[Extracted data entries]
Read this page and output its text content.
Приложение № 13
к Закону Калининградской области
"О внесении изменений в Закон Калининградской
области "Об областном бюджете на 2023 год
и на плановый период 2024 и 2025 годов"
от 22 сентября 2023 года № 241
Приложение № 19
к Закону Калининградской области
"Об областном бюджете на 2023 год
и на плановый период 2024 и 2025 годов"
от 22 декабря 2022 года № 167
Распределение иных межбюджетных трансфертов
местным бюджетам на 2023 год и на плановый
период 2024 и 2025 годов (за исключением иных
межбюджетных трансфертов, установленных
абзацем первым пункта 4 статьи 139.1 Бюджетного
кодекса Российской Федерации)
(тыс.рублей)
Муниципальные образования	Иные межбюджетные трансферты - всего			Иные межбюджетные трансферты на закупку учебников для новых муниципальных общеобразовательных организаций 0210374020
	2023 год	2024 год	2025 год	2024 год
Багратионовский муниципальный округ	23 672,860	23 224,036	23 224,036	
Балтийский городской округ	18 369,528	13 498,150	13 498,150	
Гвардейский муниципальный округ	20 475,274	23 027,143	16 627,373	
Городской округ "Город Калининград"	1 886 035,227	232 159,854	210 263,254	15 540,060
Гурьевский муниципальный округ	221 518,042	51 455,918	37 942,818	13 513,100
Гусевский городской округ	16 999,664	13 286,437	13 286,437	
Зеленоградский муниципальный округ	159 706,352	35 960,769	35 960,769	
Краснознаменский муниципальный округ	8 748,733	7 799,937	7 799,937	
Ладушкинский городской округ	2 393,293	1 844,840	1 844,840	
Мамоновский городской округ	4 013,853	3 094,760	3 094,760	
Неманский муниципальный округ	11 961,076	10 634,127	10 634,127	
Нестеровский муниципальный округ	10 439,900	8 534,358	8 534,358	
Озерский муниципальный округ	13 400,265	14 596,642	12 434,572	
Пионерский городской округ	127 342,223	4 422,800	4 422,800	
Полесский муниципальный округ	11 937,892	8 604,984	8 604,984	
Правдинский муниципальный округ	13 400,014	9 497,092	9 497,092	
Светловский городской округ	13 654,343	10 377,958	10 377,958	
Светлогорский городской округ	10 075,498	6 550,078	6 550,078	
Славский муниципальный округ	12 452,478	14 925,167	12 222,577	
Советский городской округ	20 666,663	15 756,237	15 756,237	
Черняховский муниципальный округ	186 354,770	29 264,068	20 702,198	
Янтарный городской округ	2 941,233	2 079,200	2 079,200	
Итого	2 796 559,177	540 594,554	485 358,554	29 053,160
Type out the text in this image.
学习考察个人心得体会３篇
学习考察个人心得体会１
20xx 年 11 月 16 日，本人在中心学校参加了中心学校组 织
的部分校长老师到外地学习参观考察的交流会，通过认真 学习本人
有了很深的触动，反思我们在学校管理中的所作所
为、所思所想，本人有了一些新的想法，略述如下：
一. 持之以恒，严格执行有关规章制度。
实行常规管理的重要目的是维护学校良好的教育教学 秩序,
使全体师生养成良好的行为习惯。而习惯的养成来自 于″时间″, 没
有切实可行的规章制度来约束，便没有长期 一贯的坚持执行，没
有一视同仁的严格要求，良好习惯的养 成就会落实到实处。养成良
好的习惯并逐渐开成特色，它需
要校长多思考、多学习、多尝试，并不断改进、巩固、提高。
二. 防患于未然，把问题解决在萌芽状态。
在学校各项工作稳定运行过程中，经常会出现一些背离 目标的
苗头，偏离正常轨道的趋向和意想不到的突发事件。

■ Exercise requirements
Return every entry exactly as given.

■ Exercise solution
Read this page and output its text content.
Приложение № 13
к Закону Калининградской области
"О внесении изменений в Закон Калининградской
области "Об областном бюджете на 2023 год
и на плановый период 2024 и 2025 годов"
от 22 сентября 2023 года № 241
Приложение № 19
к Закону Калининградской области
"Об областном бюджете на 2023 год
и на плановый период 2024 и 2025 годов"
от 22 декабря 2022 года № 167
Распределение иных межбюджетных трансфертов
местным бюджетам на 2023 год и на плановый
период 2024 и 2025 годов (за исключением иных
межбюджетных трансфертов, установленных
абзацем первым пункта 4 статьи 139.1 Бюджетного
кодекса Российской Федерации)
(тыс.рублей)
Муниципальные образования	Иные межбюджетные трансферты - всего			Иные межбюджетные трансферты на закупку учебников для новых муниципальных общеобразовательных организаций 0210374020
	2023 год	2024 год	2025 год	2024 год
Багратионовский муниципальный округ	23 672,860	23 224,036	23 224,036	
Балтийский городской округ	18 369,528	13 498,150	13 498,150	
Гвардейский муниципальный округ	20 475,274	23 027,143	16 627,373	
Городской округ "Город Калининград"	1 886 035,227	232 159,854	210 263,254	15 540,060
Гурьевский муниципальный округ	221 518,042	51 455,918	37 942,818	13 513,100
Гусевский городской округ	16 999,664	13 286,437	13 286,437	
Зеленоградский муниципальный округ	159 706,352	35 960,769	35 960,769	
Краснознаменский муниципальный округ	8 748,733	7 799,937	7 799,937	
Ладушкинский городской округ	2 393,293	1 844,840	1 844,840	
Мамоновский городской округ	4 013,853	3 094,760	3 094,760	
Неманский муниципальный округ	11 961,076	10 634,127	10 634,127	
Нестеровский муниципальный округ	10 439,900	8 534,358	8 534,358	
Озерский муниципальный округ	13 400,265	14 596,642	12 434,572	
Пионерский городской округ	127 342,223	4 422,800	4 422,800	
Полесский муниципальный округ	11 937,892	8 604,984	8 604,984	
Правдинский муниципальный округ	13 400,014	9 497,092	9 497,092	
Светловский городской округ	13 654,343	10 377,958	10 377,958	
Светлогорский городской округ	10 075,498	6 550,078	6 550,078	
Славский муниципальный округ	12 452,478	14 925,167	12 222,577	
Советский городской округ	20 666,663	15 756,237	15 756,237	
Черняховский муниципальный округ	186 354,770	29 264,068	20 702,198	
Янтарный городской округ	2 941,233	2 079,200	2 079,200	
Итого	2 796 559,177	540 594,554	485 358,554	29 053,160
Type out the text in this image.
学习考察个人心得体会３篇
学习考察个人心得体会１
20xx 年 11 月 16 日，本人在中心学校参加了中心学校组 织
的部分校长老师到外地学习参观考察的交流会，通过认真 学习本人
有了很深的触动，反思我们在学校管理中的所作所
为、所思所想，本人有了一些新的想法，略述如下：
一. 持之以恒，严格执行有关规章制度。
实行常规管理的重要目的是维护学校良好的教育教学 秩序,
使全体师生养成良好的行为习惯。而习惯的养成来自 于″时间″, 没
有切实可行的规章制度来约束，便没有长期 一贯的坚持执行，没
有一视同仁的严格要求，良好习惯的养 成就会落实到实处。养成良
好的习惯并逐渐开成特色，它需
要校长多思考、多学习、多尝试，并不断改进、巩固、提高。
二. 防患于未然，把问题解决在萌芽状态。
在学校各项工作稳定运行过程中，经常会出现一些背离 目标的
苗头，偏离正常轨道的趋向和意想不到的突发事件。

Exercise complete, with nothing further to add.